#### [TASK DESCRIPTION]
Give the data again, word for word.

(Items listed in a dataset)
==============================
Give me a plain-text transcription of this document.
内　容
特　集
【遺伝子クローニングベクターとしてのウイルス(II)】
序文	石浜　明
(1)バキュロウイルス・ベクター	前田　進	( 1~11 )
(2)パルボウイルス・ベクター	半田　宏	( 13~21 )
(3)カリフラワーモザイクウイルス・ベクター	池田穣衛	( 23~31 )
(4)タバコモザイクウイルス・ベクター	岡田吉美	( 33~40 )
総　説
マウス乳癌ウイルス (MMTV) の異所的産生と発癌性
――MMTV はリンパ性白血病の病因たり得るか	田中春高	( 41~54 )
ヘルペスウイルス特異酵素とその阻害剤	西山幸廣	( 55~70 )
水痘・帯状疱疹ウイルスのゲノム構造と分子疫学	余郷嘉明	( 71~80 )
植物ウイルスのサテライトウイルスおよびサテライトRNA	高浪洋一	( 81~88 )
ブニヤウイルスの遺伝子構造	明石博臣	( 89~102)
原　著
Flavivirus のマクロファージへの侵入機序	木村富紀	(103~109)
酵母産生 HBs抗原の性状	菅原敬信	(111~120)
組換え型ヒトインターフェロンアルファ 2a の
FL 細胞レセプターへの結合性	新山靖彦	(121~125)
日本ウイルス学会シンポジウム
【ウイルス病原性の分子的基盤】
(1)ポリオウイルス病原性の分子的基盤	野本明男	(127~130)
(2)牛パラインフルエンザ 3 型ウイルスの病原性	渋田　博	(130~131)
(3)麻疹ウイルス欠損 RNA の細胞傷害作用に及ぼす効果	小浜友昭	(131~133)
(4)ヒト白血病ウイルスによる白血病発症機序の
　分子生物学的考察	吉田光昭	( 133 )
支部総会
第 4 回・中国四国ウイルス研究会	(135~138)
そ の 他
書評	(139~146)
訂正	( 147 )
==============================
#### [ANSWER FOR THE TASK]
Give me a plain-text transcription of this document.
内　容
特　集
【遺伝子クローニングベクターとしてのウイルス(II)】
序文	石浜　明
(1)バキュロウイルス・ベクター	前田　進	( 1~11 )
(2)パルボウイルス・ベクター	半田　宏	( 13~21 )
(3)カリフラワーモザイクウイルス・ベクター	池田穣衛	( 23~31 )
(4)タバコモザイクウイルス・ベクター	岡田吉美	( 33~40 )
総　説
マウス乳癌ウイルス (MMTV) の異所的産生と発癌性
――MMTV はリンパ性白血病の病因たり得るか	田中春高	( 41~54 )
ヘルペスウイルス特異酵素とその阻害剤	西山幸廣	( 55~70 )
水痘・帯状疱疹ウイルスのゲノム構造と分子疫学	余郷嘉明	( 71~80 )
植物ウイルスのサテライトウイルスおよびサテライトRNA	高浪洋一	( 81~88 )
ブニヤウイルスの遺伝子構造	明石博臣	( 89~102)
原　著
Flavivirus のマクロファージへの侵入機序	木村富紀	(103~109)
酵母産生 HBs抗原の性状	菅原敬信	(111~120)
組換え型ヒトインターフェロンアルファ 2a の
FL 細胞レセプターへの結合性	新山靖彦	(121~125)
日本ウイルス学会シンポジウム
【ウイルス病原性の分子的基盤】
(1)ポリオウイルス病原性の分子的基盤	野本明男	(127~130)
(2)牛パラインフルエンザ 3 型ウイルスの病原性	渋田　博	(130~131)
(3)麻疹ウイルス欠損 RNA の細胞傷害作用に及ぼす効果	小浜友昭	(131~133)
(4)ヒト白血病ウイルスによる白血病発症機序の
　分子生物学的考察	吉田光昭	( 133 )
支部総会
第 4 回・中国四国ウイルス研究会	(135~138)
そ の 他
書評	(139~146)
訂正	( 147 )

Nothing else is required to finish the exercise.